((
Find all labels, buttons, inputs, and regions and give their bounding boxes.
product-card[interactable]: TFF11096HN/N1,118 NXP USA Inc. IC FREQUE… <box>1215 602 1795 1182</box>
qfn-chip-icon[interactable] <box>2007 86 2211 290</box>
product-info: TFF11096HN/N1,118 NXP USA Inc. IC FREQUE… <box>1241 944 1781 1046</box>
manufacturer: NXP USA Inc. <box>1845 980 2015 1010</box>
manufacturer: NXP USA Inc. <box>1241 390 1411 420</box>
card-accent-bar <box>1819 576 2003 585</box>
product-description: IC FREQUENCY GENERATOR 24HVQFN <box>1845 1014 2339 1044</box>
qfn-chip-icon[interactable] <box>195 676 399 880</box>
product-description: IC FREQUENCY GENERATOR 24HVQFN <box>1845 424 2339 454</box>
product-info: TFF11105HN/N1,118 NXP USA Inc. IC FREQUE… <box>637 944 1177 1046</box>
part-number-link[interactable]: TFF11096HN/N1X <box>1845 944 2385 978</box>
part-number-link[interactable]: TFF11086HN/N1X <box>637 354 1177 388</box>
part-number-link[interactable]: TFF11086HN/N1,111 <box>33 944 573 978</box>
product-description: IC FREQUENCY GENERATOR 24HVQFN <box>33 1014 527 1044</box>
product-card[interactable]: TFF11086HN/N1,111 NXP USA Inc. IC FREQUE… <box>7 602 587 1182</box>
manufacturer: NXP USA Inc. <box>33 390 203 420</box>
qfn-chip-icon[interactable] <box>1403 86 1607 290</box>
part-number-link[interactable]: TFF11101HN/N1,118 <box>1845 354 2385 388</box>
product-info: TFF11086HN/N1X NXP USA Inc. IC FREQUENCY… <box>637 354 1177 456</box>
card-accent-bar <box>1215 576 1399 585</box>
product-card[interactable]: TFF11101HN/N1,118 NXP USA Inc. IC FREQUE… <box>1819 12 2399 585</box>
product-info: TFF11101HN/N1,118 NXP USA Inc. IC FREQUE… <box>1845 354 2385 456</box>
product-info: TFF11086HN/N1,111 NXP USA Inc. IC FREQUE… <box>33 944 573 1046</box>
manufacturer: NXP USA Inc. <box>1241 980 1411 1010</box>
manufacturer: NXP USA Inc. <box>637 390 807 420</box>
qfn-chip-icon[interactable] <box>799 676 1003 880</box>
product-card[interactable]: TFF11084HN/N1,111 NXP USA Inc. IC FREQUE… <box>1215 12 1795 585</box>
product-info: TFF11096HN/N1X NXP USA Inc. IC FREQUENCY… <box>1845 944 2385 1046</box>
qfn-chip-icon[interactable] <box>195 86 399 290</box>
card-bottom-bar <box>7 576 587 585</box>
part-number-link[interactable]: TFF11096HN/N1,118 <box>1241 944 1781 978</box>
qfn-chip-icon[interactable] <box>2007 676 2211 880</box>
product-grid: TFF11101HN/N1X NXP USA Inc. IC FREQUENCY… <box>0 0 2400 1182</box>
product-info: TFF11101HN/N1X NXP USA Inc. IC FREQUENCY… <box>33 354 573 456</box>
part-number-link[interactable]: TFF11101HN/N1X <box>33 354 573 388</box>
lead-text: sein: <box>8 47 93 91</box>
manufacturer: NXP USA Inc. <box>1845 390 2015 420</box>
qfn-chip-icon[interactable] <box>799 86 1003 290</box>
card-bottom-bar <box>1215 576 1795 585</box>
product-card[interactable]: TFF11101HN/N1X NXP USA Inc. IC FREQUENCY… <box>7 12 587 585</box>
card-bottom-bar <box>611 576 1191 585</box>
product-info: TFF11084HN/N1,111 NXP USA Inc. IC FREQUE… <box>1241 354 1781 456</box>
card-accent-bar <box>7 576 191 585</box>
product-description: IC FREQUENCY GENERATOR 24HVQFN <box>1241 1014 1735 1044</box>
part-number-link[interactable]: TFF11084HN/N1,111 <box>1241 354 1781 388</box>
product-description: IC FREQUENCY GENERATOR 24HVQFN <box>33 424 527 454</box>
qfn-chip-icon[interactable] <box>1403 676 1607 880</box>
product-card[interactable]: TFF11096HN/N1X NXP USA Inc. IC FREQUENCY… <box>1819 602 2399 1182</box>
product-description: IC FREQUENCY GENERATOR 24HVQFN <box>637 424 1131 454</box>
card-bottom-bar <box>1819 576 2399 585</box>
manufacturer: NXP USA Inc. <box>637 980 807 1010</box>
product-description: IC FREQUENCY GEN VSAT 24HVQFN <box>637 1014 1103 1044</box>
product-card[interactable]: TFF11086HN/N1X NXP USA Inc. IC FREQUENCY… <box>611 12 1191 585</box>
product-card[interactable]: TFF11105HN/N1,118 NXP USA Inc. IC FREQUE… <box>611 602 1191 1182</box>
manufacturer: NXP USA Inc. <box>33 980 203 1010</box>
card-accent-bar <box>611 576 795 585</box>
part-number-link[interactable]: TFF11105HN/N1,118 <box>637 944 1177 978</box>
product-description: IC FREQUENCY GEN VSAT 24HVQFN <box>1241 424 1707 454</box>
))
Rewrite everything from the first line of the rows down through the line containing "product-info: TFF11105HN/N1,118 NXP" as a numbered list, omitting any blank lines.

1. Find all labels, buttons, inputs, and regions and give their bounding boxes.
2. product-card[interactable]: TFF11096HN/N1,118 NXP USA Inc. IC FREQUE… <box>1215 602 1795 1182</box>
3. qfn-chip-icon[interactable] <box>2007 86 2211 290</box>
4. product-info: TFF11096HN/N1,118 NXP USA Inc. IC FREQUE… <box>1241 944 1781 1046</box>
5. manufacturer: NXP USA Inc. <box>1845 980 2015 1010</box>
6. manufacturer: NXP USA Inc. <box>1241 390 1411 420</box>
7. card-accent-bar <box>1819 576 2003 585</box>
8. product-description: IC FREQUENCY GENERATOR 24HVQFN <box>1845 1014 2339 1044</box>
9. qfn-chip-icon[interactable] <box>195 676 399 880</box>
10. product-description: IC FREQUENCY GENERATOR 24HVQFN <box>1845 424 2339 454</box>
11. product-info: TFF11105HN/N1,118 NXP USA Inc. IC FREQUE… <box>637 944 1177 1046</box>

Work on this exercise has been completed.